[Source data]
_ _ _
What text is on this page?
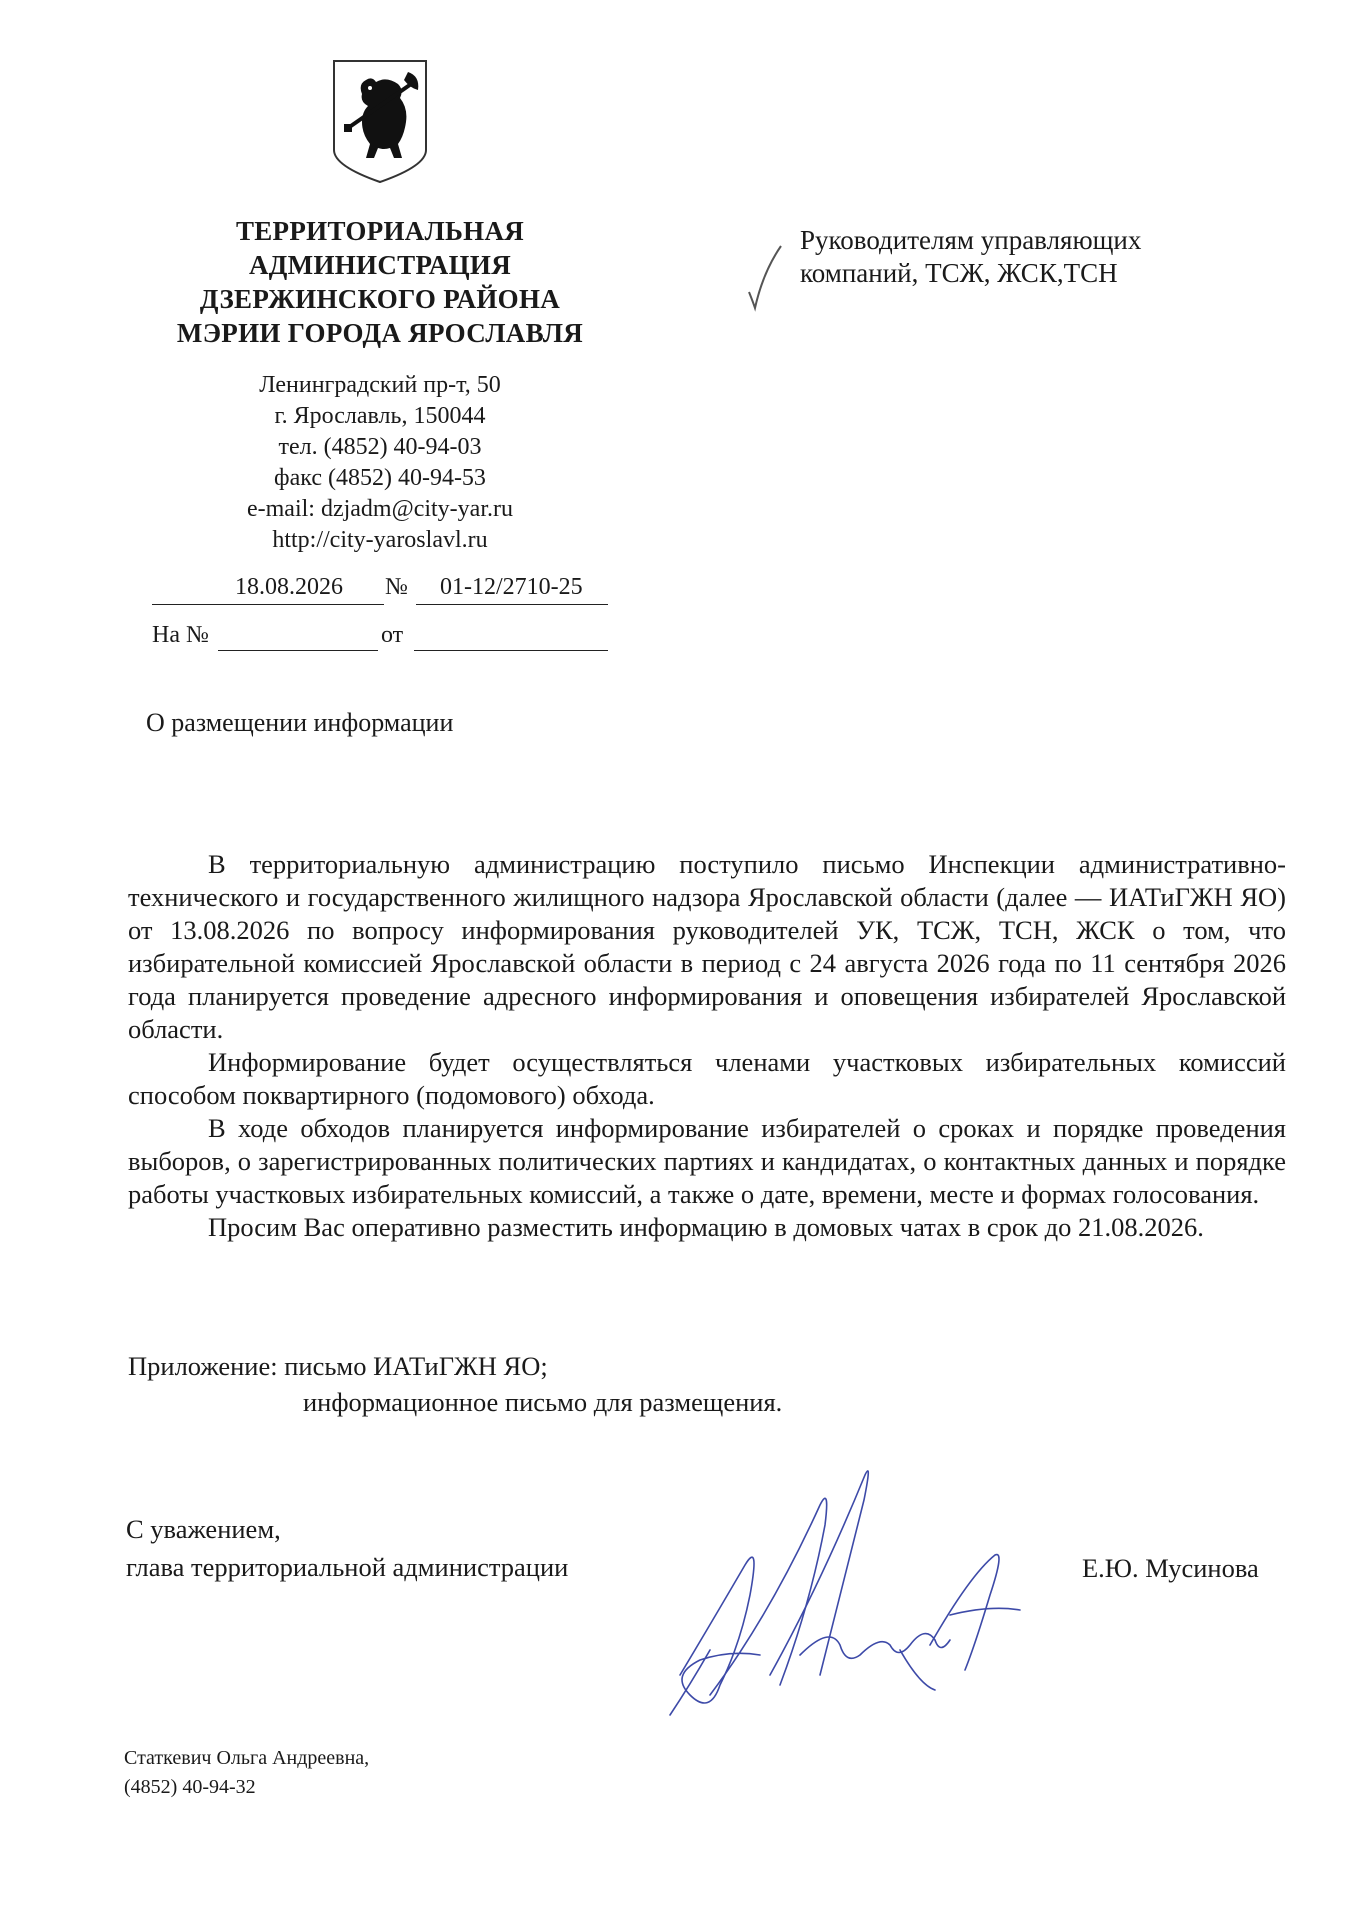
ТЕРРИТОРИАЛЬНАЯ
АДМИНИСТРАЦИЯ
ДЗЕРЖИНСКОГО РАЙОНА
МЭРИИ ГОРОДА ЯРОСЛАВЛЯ
Ленинградский пр-т, 50
г. Ярославль, 150044
тел. (4852) 40-94-03
факс (4852) 40-94-53
e-mail: dzjadm@city-yar.ru
http://city-yaroslavl.ru
18.08.2026 № 01-12/2710-25
На №	от
Руководителям управляющих
компаний, ТСЖ, ЖСК,ТСН
О размещении информации

В территориальную администрацию поступило письмо Инспекции административно-технического и государственного жилищного надзора Ярославской области (далее — ИАТиГЖН ЯО) от 13.08.2026 по вопросу информирования руководителей УК, ТСЖ, ТСН, ЖСК о том, что избирательной комиссией Ярославской области в период с 24 августа 2026 года по 11 сентября 2026 года планируется проведение адресного информирования и оповещения избирателей Ярославской области.

Информирование будет осуществляться членами участковых избирательных комиссий способом поквартирного (подомового) обхода.

В ходе обходов планируется информирование избирателей о сроках и порядке проведения выборов, о зарегистрированных политических партиях и кандидатах, о контактных данных и порядке работы участковых избирательных комиссий, а также о дате, времени, месте и формах голосования.

Просим Вас оперативно разместить информацию в домовых чатах в срок до 21.08.2026.

Приложение: письмо ИАТиГЖН ЯО;
информационное письмо для размещения.
С уважением,
глава территориальной администрации	Е.Ю. Мусинова
Статкевич Ольга Андреевна,
(4852) 40-94-32
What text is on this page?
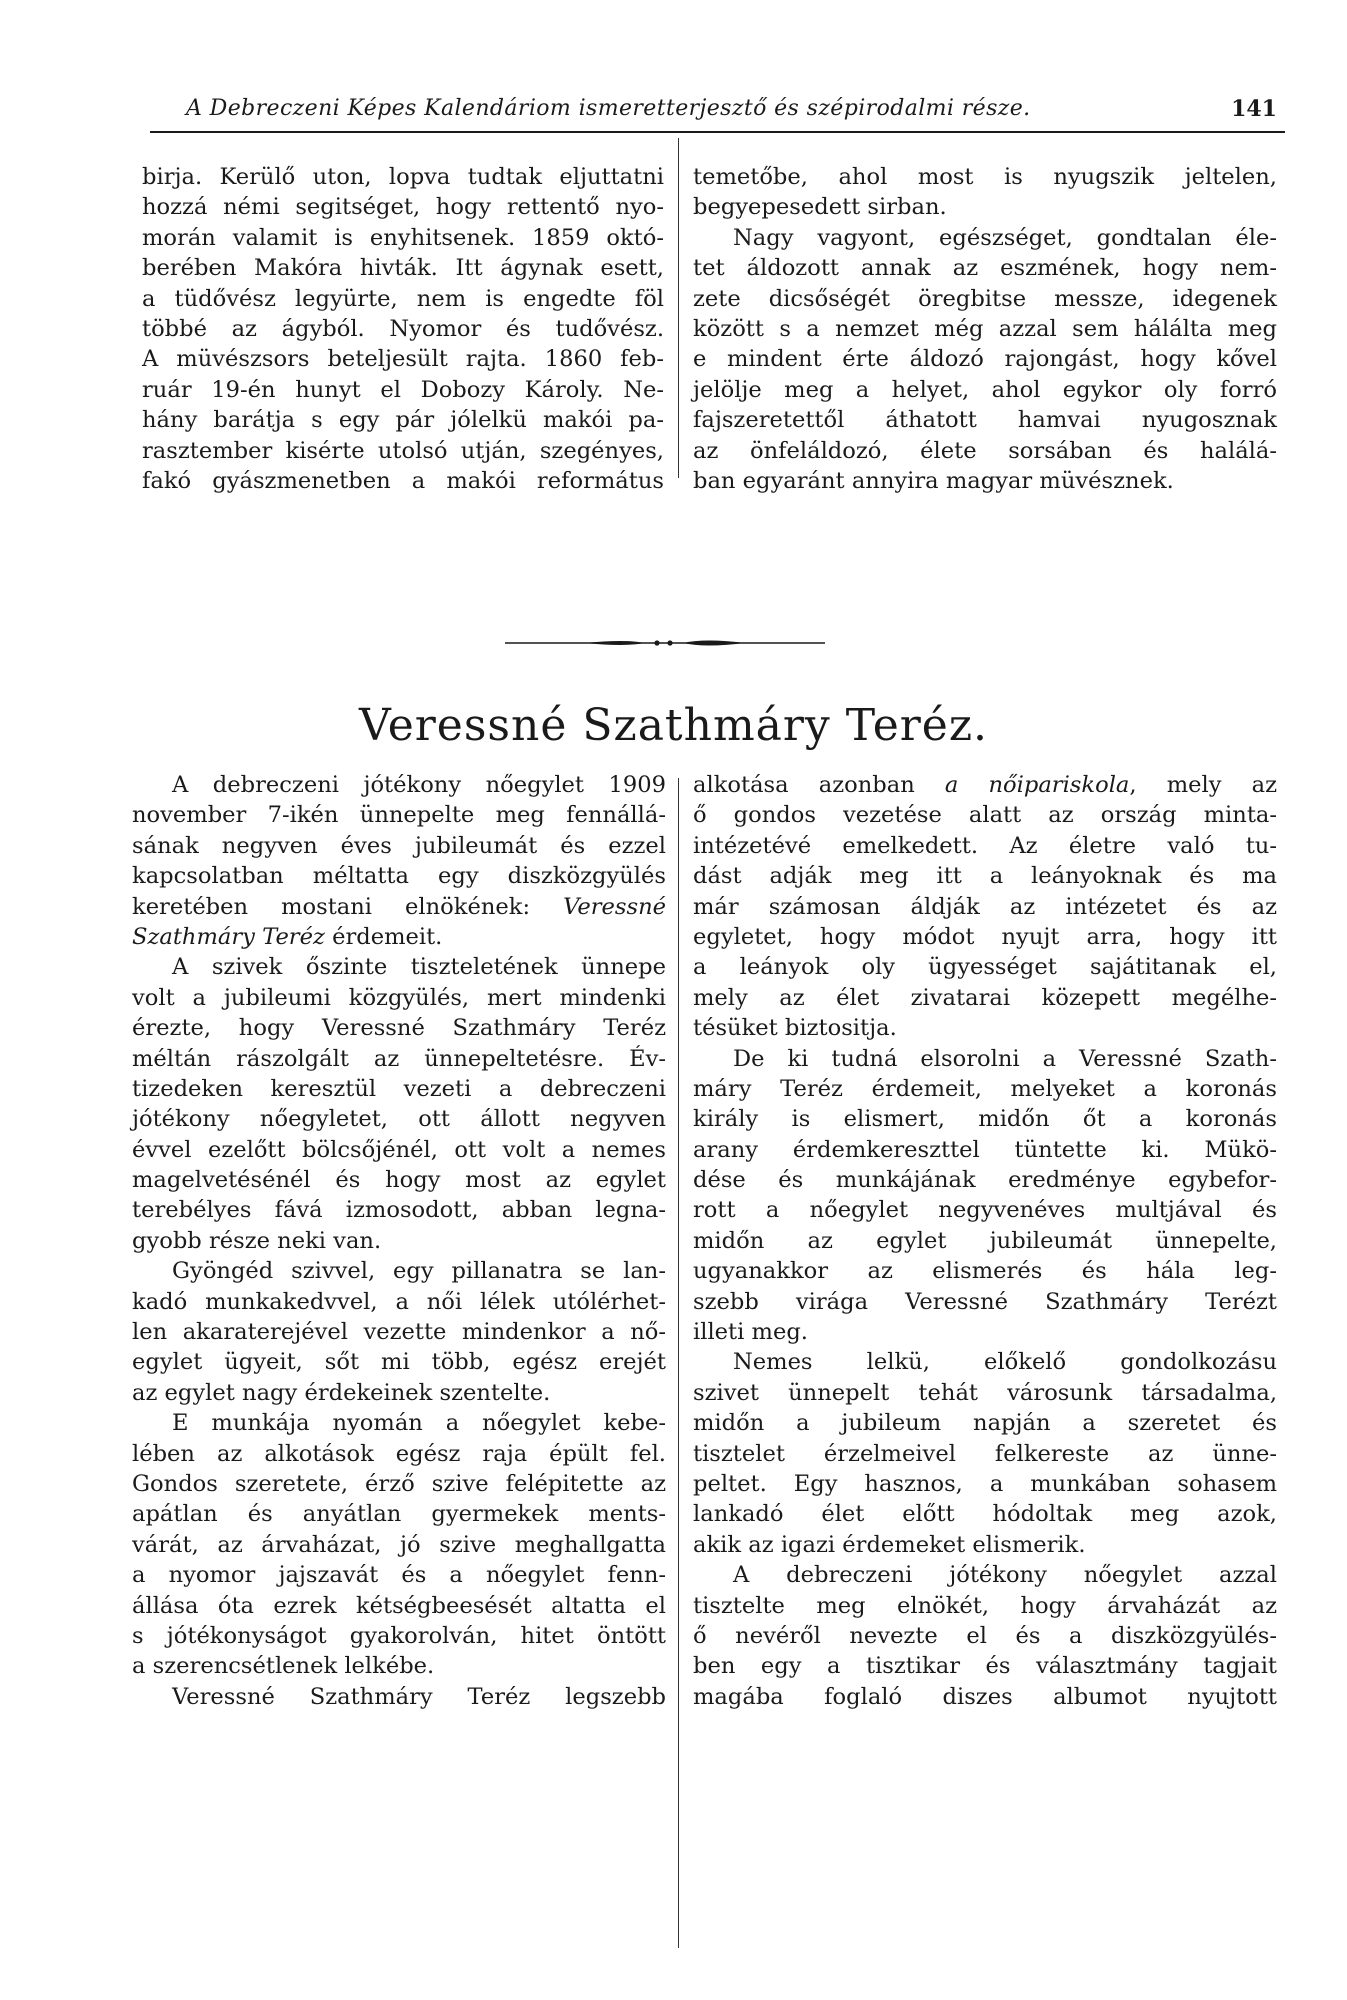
A Debreczeni Képes Kalendáriom ismeretterjesztő és szépirodalmi része.	141
birja. Kerülő uton, lopva tudtak eljuttatni
hozzá némi segitséget, hogy rettentő nyo-
morán valamit is enyhitsenek. 1859 októ-
berében Makóra hivták. Itt ágynak esett,
a tüdővész legyürte, nem is engedte föl
többé az ágyból. Nyomor és tudővész.
A müvészsors beteljesült rajta. 1860 feb-
ruár 19-én hunyt el Dobozy Károly. Ne-
hány barátja s egy pár jólelkü makói pa-
rasztember kisérte utolsó utján, szegényes,
fakó gyászmenetben a makói református
temetőbe, ahol most is nyugszik jeltelen,
begyepesedett sirban.
Nagy vagyont, egészséget, gondtalan éle-
tet áldozott annak az eszmének, hogy nem-
zete dicsőségét öregbitse messze, idegenek
között s a nemzet még azzal sem hálálta meg
e mindent érte áldozó rajongást, hogy kővel
jelölje meg a helyet, ahol egykor oly forró
fajszeretettől áthatott hamvai nyugosznak
az önfeláldozó, élete sorsában és halálá-
ban egyaránt annyira magyar müvésznek.
Veressné Szathmáry Teréz.
A debreczeni jótékony nőegylet 1909
november 7-ikén ünnepelte meg fennállá-
sának negyven éves jubileumát és ezzel
kapcsolatban méltatta egy diszközgyülés
keretében mostani elnökének: Veressné
Szathmáry Teréz érdemeit.
A szivek őszinte tiszteletének ünnepe
volt a jubileumi közgyülés, mert mindenki
érezte, hogy Veressné Szathmáry Teréz
méltán rászolgált az ünnepeltetésre. Év-
tizedeken keresztül vezeti a debreczeni
jótékony nőegyletet, ott állott negyven
évvel ezelőtt bölcsőjénél, ott volt a nemes
magelvetésénél és hogy most az egylet
terebélyes fává izmosodott, abban legna-
gyobb része neki van.
Gyöngéd szivvel, egy pillanatra se lan-
kadó munkakedvvel, a női lélek utólérhet-
len akaraterejével vezette mindenkor a nő-
egylet ügyeit, sőt mi több, egész erejét
az egylet nagy érdekeinek szentelte.
E munkája nyomán a nőegylet kebe-
lében az alkotások egész raja épült fel.
Gondos szeretete, érző szive felépitette az
apátlan és anyátlan gyermekek ments-
várát, az árvaházat, jó szive meghallgatta
a nyomor jajszavát és a nőegylet fenn-
állása óta ezrek kétségbeesését altatta el
s jótékonyságot gyakorolván, hitet öntött
a szerencsétlenek lelkébe.
Veressné Szathmáry Teréz legszebb
alkotása azonban a nőipariskola, mely az
ő gondos vezetése alatt az ország minta-
intézetévé emelkedett. Az életre való tu-
dást adják meg itt a leányoknak és ma
már számosan áldják az intézetet és az
egyletet, hogy módot nyujt arra, hogy itt
a leányok oly ügyességet sajátitanak el,
mely az élet zivatarai közepett megélhe-
tésüket biztositja.
De ki tudná elsorolni a Veressné Szath-
máry Teréz érdemeit, melyeket a koronás
király is elismert, midőn őt a koronás
arany érdemkereszttel tüntette ki. Mükö-
dése és munkájának eredménye egybefor-
rott a nőegylet negyvenéves multjával és
midőn az egylet jubileumát ünnepelte,
ugyanakkor az elismerés és hála leg-
szebb virága Veressné Szathmáry Terézt
illeti meg.
Nemes lelkü, előkelő gondolkozásu
szivet ünnepelt tehát városunk társadalma,
midőn a jubileum napján a szeretet és
tisztelet érzelmeivel felkereste az ünne-
peltet. Egy hasznos, a munkában sohasem
lankadó élet előtt hódoltak meg azok,
akik az igazi érdemeket elismerik.
A debreczeni jótékony nőegylet azzal
tisztelte meg elnökét, hogy árvaházát az
ő nevéről nevezte el és a diszközgyülés-
ben egy a tisztikar és választmány tagjait
magába foglaló diszes albumot nyujtott
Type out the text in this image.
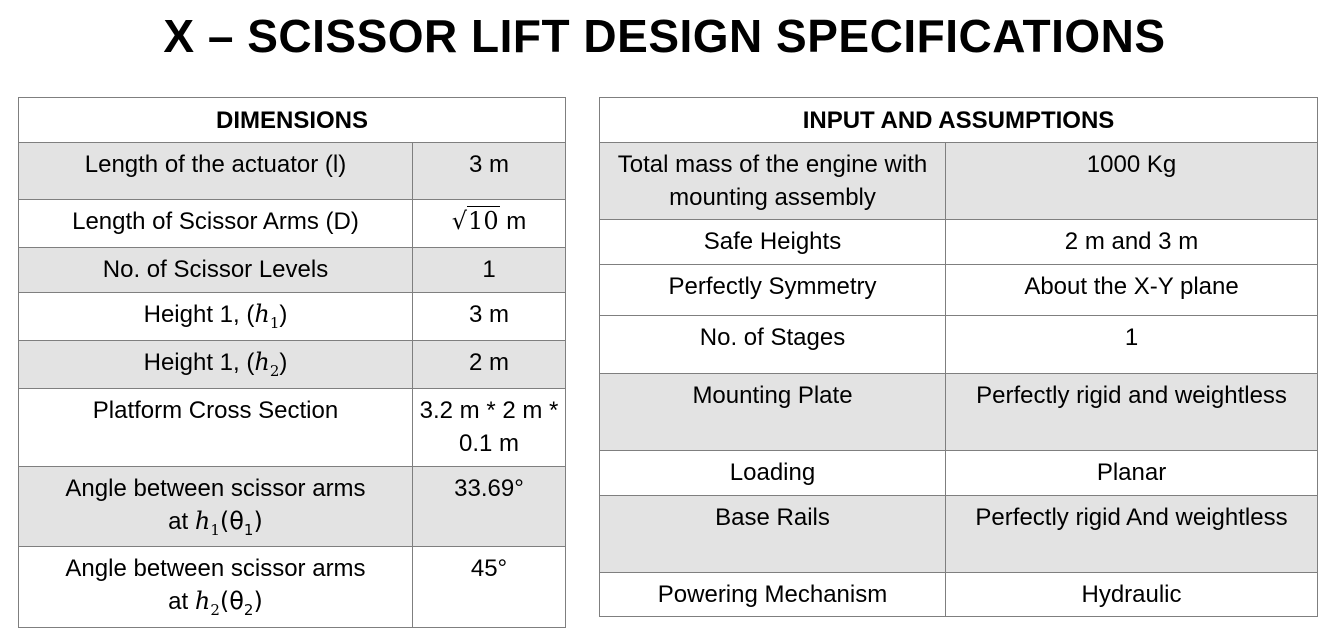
X – SCISSOR LIFT DESIGN SPECIFICATIONS
DIMENSIONS	
Length of the actuator (l)	3 m
Length of Scissor Arms (D)	√10 m
No. of Scissor Levels	1
Height 1, $(h_1)$	3 m
Height 1, $(h_2)$	2 m
Platform Cross Section	3.2 m * 2 m * 0.1 m
Angle between scissor arms
at $h_1(\theta_1)$	33.69°
Angle between scissor arms
at $h_2(\theta_2)$	45°
INPUT AND ASSUMPTIONS	
Total mass of the engine with mounting assembly	1000 Kg
Safe Heights	2 m and 3 m
Perfectly Symmetry	About the X-Y plane
No. of Stages	1
Mounting Plate	Perfectly rigid and weightless
Loading	Planar
Base Rails	Perfectly rigid And weightless
Powering Mechanism	Hydraulic
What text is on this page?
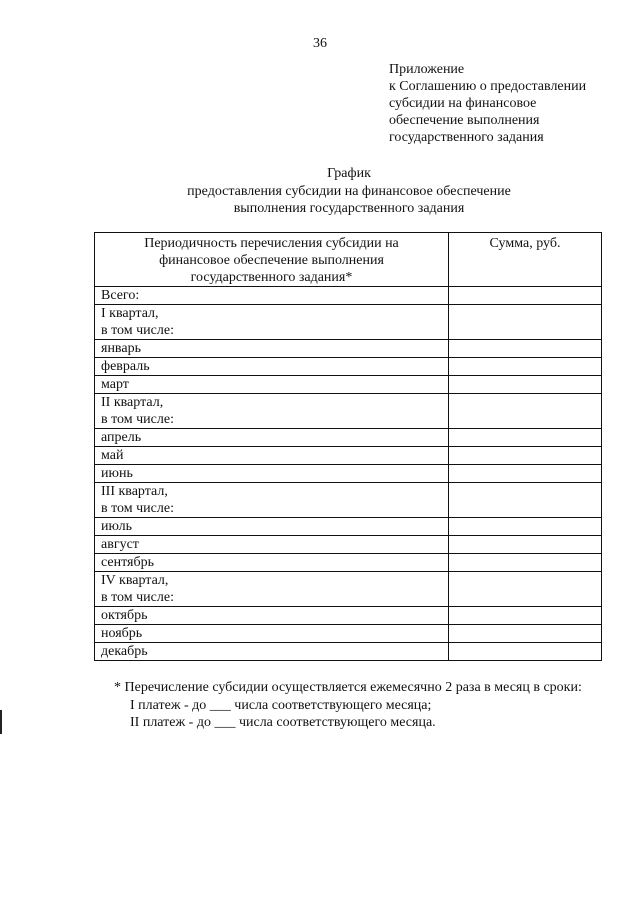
36
Приложение
к Соглашению о предоставлении
субсидии на финансовое
обеспечение выполнения
государственного задания
График
предоставления субсидии на финансовое обеспечение
выполнения государственного задания
Периодичность перечисления субсидии на
финансовое обеспечение выполнения
государственного задания*	Сумма, руб.

Всего:	

I квартал,
в том числе:	

январь	

февраль	

март	

II квартал,
в том числе:	

апрель	

май	

июнь	

III квартал,
в том числе:	

июль	

август	

сентябрь	

IV квартал,
в том числе:	

октябрь	

ноябрь	

декабрь	

* Перечисление субсидии осуществляется ежемесячно 2 раза в месяц в сроки:

I платеж - до ___ числа соответствующего месяца;

II платеж - до ___ числа соответствующего месяца.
_ _ _
*Task*:
Identify the lines above that contain the word "обеспечение", then copy them.

*Solution to this task*:
обеспечение выполнения
предоставления субсидии на финансовое обеспечение
финансовое обеспечение выполнения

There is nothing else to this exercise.